Brief -
Copy out each line of the entries where the word "cells" is present.

Entries taken from a collection
######

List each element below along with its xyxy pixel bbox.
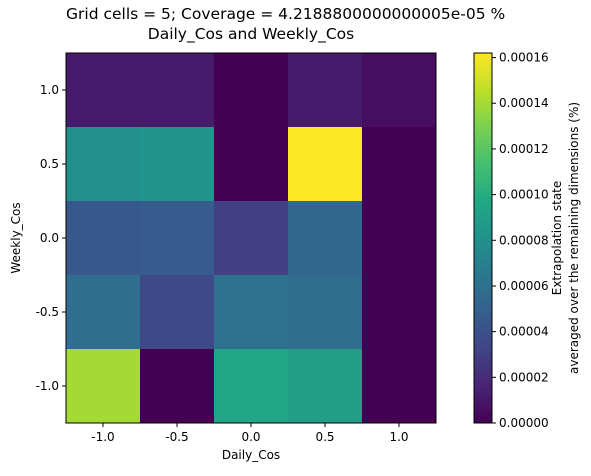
chart-title: Grid cells = 5; Coverage = 4.21888000000… [66,5,506,23]
heatmap-cell [214,127,289,202]
heatmap-cell [288,275,363,350]
heatmap-cell [66,53,141,128]
heatmap-cell [214,349,289,424]
heatmap-cell [140,53,215,128]
y-tick-label: 0.5 [40,157,59,171]
heatmap-cell [362,201,437,276]
y-axis-label: Weekly_Cos [9,202,23,273]
colorbar-tick-label: 0.00012 [499,142,549,156]
heatmap-cell [288,201,363,276]
colorbar-tick-label: 0.00002 [499,370,549,384]
heatmap-cell [66,201,141,276]
y-axis: 1.0 0.5 0.0 -0.5 -1.0 [36,83,66,393]
heatmap-cell [140,127,215,202]
y-tick-label: 1.0 [40,83,59,97]
colorbar-tick-label: 0.00008 [499,233,549,247]
colorbar-tick-label: 0.00010 [499,188,549,202]
heatmap-cell [362,275,437,350]
y-tick-label: -1.0 [36,379,59,393]
heatmap-cell [66,275,141,350]
colorbar-tick-label: 0.00000 [499,416,549,430]
colorbar-label-line1: Extrapolation state [550,181,564,296]
heatmap-cell [140,275,215,350]
x-axis-label: Daily_Cos [222,448,280,462]
colorbar-tick-label: 0.00016 [499,51,549,65]
heatmap-cell [140,349,215,424]
heatmap-cell [288,127,363,202]
x-axis: -1.0 -0.5 0.0 0.5 1.0 [91,423,409,444]
colorbar-label-line2: averaged over the remaining dimensions (… [567,102,581,374]
heatmap-cell [66,349,141,424]
heatmap-cell [66,127,141,202]
y-tick-label: -0.5 [36,305,59,319]
y-tick-label: 0.0 [40,231,59,245]
heatmap-cell [362,127,437,202]
colorbar [474,53,492,423]
heatmap-cell [288,349,363,424]
chart-subtitle: Daily_Cos and Weekly_Cos [147,25,355,43]
x-tick-label: 0.0 [241,430,260,444]
x-tick-label: -0.5 [165,430,188,444]
heatmap-cell [288,53,363,128]
heatmap-cell [362,53,437,128]
colorbar-tick-label: 0.00004 [499,325,549,339]
heatmap-cell [362,349,437,424]
colorbar-ticks: 0.00000 0.00002 0.00004 0.00006 0.00008 0.000… [492,51,549,430]
heatmap-cell [140,201,215,276]
colorbar-tick-label: 0.00006 [499,279,549,293]
colorbar-frame [473,52,493,424]
heatmap-cell [214,201,289,276]
x-tick-label: -1.0 [91,430,114,444]
heatmap-cell [214,53,289,128]
x-tick-label: 0.5 [315,430,334,444]
heatmap-cells [66,53,437,424]
x-tick-label: 1.0 [389,430,408,444]
heatmap-cell [214,275,289,350]
colorbar-tick-label: 0.00014 [499,96,549,110]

######

Task output -
chart-title: Grid cells = 5; Coverage = 4.21888000000… [66,5,506,23]
heatmap-cells [66,53,437,424]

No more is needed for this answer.